Pick out the lines below that include the string "level".

[Data entries for graphics]
● ● ● ●
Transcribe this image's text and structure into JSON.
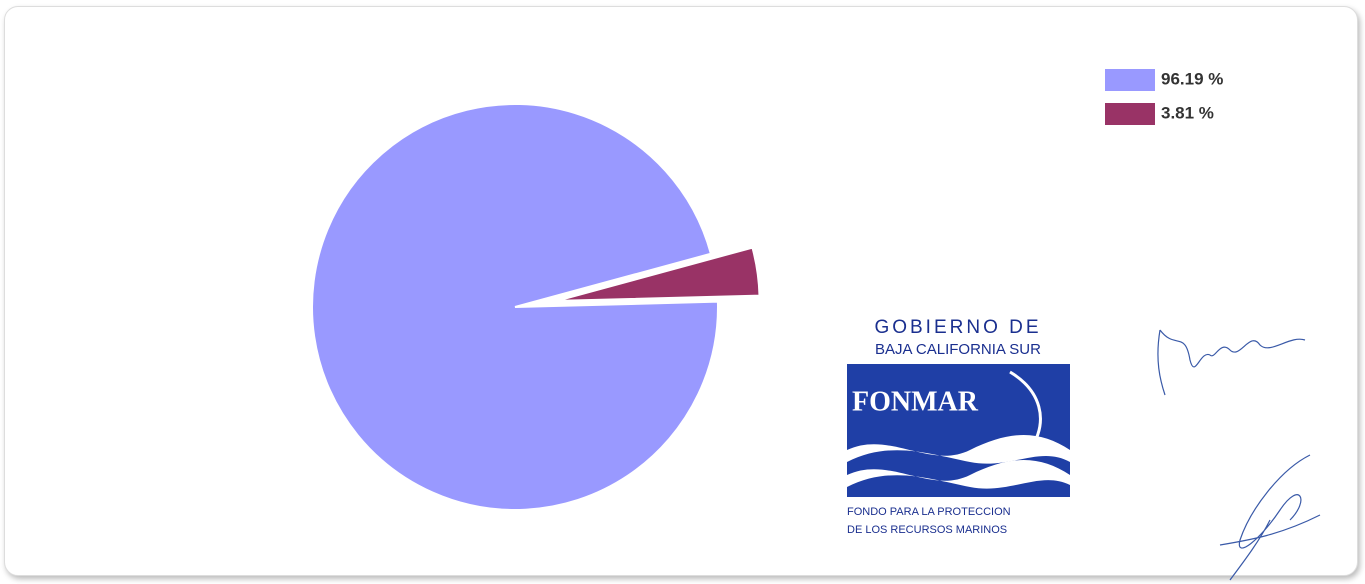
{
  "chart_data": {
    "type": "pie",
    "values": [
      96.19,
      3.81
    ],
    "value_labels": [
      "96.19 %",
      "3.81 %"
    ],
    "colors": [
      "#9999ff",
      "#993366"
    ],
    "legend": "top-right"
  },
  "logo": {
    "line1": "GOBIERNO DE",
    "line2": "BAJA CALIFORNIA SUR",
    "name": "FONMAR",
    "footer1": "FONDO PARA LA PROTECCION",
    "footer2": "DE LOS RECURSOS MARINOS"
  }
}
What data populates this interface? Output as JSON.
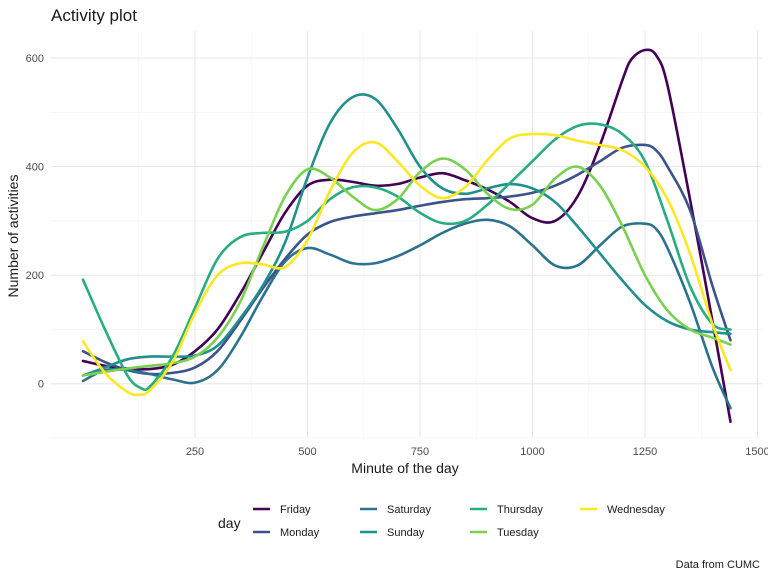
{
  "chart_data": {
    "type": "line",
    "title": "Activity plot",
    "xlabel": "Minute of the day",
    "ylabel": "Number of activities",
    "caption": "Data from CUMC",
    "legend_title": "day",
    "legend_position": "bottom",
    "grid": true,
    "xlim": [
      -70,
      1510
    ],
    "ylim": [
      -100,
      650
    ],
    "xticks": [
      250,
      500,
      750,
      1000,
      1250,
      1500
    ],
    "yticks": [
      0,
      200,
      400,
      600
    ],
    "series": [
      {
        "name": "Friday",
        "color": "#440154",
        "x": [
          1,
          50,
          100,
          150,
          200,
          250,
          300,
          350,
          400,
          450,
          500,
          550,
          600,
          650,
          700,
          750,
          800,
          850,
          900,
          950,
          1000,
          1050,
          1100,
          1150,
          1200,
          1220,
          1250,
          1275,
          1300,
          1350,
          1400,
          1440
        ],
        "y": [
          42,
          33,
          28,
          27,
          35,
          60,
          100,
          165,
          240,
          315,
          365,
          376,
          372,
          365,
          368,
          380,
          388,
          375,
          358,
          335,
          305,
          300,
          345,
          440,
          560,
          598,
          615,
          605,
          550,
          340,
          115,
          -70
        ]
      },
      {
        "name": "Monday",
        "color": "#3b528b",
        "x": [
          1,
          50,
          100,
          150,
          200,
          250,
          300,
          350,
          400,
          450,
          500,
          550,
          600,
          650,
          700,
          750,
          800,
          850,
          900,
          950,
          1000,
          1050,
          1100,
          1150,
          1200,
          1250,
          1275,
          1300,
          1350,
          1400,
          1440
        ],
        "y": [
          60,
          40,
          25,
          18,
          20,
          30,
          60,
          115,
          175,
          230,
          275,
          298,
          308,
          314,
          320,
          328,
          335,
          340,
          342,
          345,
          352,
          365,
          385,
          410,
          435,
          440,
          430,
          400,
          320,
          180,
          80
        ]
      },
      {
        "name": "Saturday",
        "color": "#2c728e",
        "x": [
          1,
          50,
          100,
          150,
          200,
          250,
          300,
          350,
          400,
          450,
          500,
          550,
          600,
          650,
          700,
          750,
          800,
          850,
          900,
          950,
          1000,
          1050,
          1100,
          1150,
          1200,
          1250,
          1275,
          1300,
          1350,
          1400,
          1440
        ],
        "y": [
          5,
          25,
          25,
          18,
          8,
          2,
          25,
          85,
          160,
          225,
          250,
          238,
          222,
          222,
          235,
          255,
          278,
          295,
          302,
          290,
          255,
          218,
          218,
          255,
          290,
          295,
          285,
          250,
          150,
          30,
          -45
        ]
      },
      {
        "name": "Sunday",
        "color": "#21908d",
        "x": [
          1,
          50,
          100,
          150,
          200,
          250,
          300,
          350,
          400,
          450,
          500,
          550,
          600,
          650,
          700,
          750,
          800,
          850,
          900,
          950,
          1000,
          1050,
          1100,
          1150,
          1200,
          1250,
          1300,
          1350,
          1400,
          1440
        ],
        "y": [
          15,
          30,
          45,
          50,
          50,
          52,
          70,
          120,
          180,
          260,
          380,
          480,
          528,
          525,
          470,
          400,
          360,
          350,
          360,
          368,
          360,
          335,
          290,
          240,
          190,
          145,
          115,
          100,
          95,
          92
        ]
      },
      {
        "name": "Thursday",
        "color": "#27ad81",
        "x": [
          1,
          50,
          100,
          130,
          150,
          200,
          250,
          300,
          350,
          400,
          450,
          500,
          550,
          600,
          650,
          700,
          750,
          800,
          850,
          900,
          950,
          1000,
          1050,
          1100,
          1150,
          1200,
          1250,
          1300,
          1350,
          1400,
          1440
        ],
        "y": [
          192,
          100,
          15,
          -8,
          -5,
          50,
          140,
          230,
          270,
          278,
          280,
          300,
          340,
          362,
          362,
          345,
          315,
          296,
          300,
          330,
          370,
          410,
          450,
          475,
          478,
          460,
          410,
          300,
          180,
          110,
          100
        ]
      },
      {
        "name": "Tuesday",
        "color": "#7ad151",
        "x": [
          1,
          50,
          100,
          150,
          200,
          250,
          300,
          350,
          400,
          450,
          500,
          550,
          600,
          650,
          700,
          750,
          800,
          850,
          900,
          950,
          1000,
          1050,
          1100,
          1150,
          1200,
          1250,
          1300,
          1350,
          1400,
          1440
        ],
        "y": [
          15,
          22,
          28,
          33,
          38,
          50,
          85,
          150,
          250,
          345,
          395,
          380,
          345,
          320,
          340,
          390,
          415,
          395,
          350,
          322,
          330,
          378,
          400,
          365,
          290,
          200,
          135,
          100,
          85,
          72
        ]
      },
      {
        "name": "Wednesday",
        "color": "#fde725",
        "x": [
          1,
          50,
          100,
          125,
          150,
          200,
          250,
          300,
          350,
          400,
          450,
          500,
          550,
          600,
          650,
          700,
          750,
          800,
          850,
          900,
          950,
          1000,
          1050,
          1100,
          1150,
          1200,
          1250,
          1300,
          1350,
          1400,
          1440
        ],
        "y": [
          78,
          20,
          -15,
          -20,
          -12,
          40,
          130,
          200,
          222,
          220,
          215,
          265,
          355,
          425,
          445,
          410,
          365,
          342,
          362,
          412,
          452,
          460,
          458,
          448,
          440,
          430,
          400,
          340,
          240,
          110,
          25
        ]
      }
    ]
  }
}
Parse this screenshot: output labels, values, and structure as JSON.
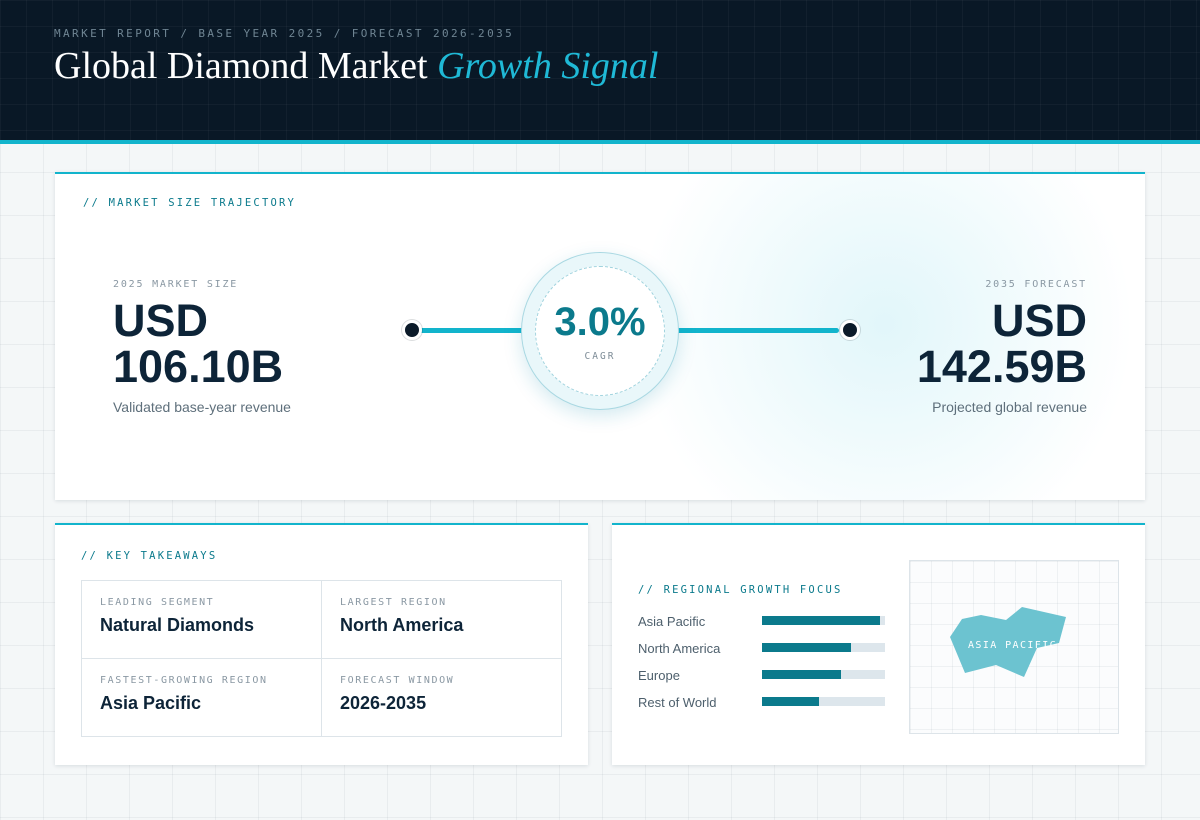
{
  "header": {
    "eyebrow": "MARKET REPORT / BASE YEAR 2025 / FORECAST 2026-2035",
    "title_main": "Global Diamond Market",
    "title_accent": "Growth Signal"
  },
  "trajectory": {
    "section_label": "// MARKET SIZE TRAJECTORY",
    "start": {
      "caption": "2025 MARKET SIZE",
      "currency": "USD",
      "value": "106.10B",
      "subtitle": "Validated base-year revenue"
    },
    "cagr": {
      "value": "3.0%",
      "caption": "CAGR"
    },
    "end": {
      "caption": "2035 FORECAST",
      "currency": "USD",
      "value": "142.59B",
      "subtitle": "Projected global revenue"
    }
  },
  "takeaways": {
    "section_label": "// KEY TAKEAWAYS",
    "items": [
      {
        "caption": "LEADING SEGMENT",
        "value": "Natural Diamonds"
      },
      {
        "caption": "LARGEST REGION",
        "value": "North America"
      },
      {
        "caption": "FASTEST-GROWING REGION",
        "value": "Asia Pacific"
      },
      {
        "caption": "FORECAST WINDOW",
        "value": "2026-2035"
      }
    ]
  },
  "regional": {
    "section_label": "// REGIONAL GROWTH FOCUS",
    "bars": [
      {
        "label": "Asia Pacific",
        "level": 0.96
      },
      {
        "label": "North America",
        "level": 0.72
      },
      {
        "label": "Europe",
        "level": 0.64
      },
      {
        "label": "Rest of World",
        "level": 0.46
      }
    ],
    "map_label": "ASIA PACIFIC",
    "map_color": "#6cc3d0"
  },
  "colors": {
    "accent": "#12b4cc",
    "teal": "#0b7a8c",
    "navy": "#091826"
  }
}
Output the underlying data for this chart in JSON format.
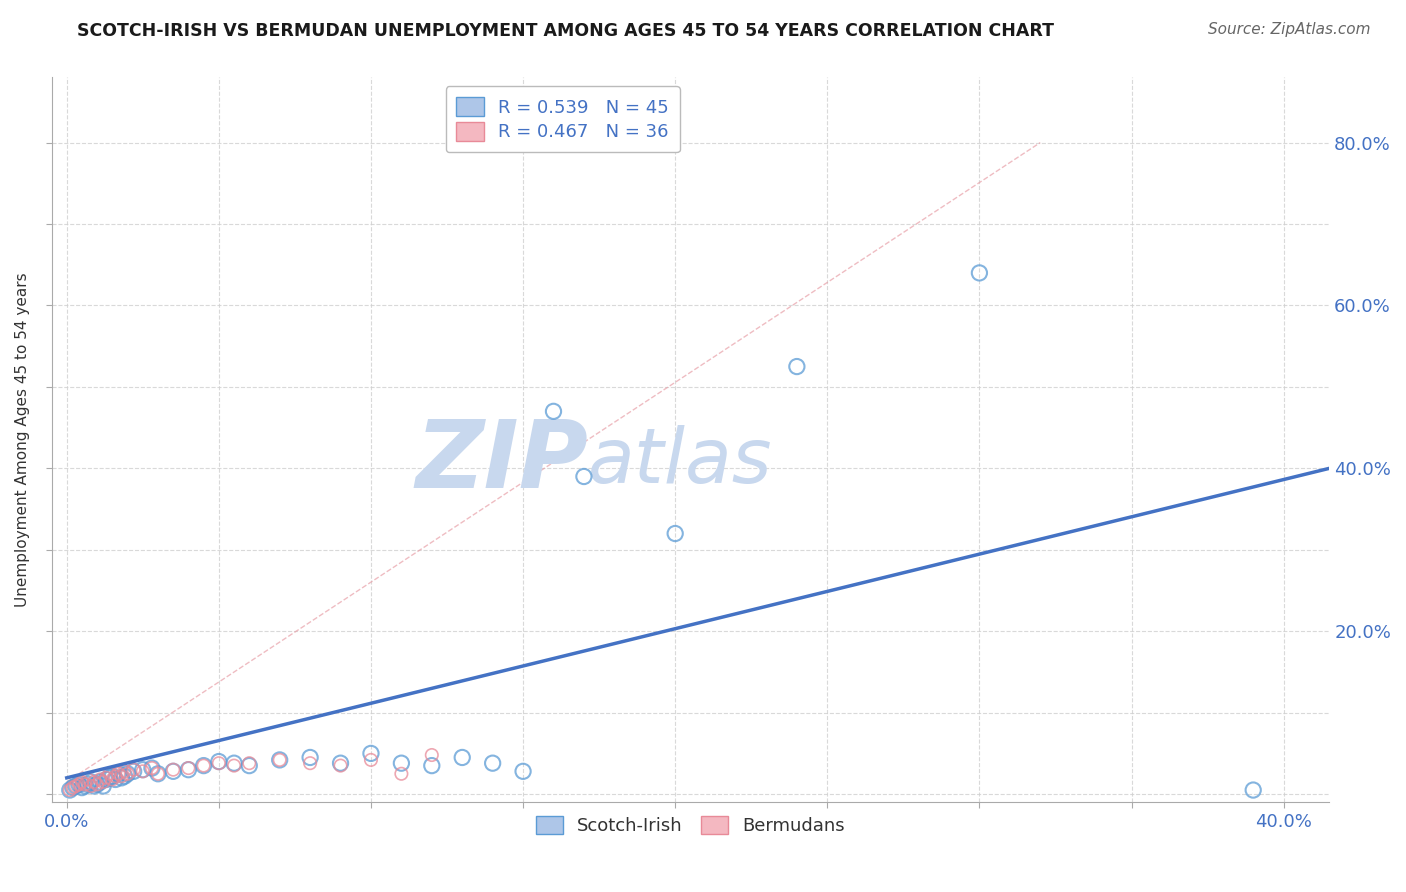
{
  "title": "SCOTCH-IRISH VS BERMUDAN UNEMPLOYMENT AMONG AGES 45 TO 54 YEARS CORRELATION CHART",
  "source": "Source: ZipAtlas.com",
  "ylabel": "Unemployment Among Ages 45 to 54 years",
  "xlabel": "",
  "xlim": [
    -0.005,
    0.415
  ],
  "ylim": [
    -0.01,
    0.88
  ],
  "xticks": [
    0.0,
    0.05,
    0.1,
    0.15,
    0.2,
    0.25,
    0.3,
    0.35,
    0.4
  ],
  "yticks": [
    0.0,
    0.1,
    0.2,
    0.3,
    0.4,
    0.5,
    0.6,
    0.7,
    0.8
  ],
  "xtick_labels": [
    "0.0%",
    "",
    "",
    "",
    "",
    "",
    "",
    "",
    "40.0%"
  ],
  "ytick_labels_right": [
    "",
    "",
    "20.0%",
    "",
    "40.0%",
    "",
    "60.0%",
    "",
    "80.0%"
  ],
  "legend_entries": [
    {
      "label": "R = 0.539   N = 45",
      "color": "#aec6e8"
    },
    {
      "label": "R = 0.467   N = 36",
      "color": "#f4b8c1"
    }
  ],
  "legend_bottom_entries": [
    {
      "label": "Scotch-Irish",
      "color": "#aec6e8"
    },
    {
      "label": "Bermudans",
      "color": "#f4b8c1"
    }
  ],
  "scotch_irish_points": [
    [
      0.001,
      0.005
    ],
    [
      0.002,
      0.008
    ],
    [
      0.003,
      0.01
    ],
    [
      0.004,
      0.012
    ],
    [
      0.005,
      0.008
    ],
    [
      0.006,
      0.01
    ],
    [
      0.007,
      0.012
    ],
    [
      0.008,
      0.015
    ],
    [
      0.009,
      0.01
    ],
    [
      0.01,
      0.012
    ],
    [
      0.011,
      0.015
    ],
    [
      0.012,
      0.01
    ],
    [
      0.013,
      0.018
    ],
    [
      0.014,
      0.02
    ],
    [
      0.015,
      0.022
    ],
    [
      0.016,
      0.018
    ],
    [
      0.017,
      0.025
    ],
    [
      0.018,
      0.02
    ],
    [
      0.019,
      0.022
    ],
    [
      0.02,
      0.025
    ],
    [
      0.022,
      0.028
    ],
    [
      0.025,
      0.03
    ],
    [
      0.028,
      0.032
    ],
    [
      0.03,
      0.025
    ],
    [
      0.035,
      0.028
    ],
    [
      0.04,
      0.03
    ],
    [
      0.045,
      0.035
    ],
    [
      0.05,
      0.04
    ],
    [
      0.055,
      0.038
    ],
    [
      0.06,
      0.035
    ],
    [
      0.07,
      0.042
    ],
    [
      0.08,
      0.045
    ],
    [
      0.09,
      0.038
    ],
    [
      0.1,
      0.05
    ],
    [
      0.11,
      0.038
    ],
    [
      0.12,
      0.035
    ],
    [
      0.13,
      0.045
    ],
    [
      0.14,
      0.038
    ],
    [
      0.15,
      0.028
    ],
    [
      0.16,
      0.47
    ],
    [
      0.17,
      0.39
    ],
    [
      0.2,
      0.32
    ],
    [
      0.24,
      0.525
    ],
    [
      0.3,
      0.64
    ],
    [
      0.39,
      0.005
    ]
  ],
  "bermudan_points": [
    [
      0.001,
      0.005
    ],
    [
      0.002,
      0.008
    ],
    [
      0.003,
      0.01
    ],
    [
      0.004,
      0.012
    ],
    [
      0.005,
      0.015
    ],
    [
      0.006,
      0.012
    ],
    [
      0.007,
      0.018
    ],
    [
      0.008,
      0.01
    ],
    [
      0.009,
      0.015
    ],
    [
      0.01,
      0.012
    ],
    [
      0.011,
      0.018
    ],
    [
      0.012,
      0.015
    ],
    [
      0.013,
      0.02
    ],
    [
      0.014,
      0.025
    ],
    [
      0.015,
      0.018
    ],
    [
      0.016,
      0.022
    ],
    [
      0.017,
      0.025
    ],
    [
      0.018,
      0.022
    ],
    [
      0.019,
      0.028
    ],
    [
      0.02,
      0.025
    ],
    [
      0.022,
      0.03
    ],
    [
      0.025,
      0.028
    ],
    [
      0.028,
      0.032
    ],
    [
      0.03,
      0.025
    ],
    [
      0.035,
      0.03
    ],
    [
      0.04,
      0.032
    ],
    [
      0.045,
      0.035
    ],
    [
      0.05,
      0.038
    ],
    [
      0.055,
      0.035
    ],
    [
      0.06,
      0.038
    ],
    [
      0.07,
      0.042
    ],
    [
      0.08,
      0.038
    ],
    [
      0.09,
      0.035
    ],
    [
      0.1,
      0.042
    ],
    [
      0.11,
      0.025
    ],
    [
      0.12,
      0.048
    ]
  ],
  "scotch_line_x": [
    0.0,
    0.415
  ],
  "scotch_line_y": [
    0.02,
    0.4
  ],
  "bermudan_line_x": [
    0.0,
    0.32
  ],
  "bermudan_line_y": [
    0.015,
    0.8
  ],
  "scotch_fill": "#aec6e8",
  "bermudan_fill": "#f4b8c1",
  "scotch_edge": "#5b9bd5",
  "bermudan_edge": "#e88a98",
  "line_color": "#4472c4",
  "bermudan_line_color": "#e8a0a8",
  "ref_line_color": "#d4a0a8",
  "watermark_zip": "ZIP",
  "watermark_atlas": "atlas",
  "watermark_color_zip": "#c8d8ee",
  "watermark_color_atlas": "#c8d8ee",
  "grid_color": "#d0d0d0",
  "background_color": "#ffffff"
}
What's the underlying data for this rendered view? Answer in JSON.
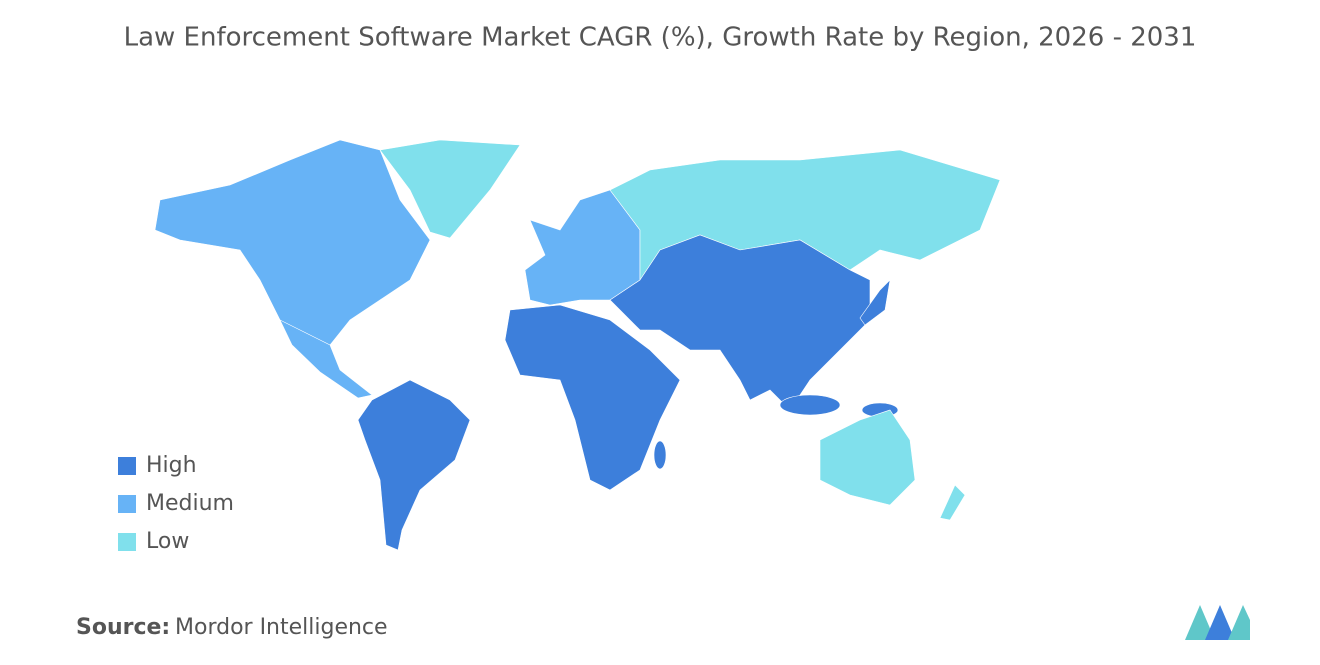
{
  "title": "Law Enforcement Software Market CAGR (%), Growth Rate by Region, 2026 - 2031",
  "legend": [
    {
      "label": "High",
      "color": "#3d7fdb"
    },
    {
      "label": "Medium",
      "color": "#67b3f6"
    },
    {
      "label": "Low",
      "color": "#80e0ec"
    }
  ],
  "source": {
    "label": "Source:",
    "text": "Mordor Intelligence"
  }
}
● ● ● ●
▸ **FINISHED ANSWER**
        "level": 0.96
        "level": 0.72
        "level": 0.64
        "level": 0.46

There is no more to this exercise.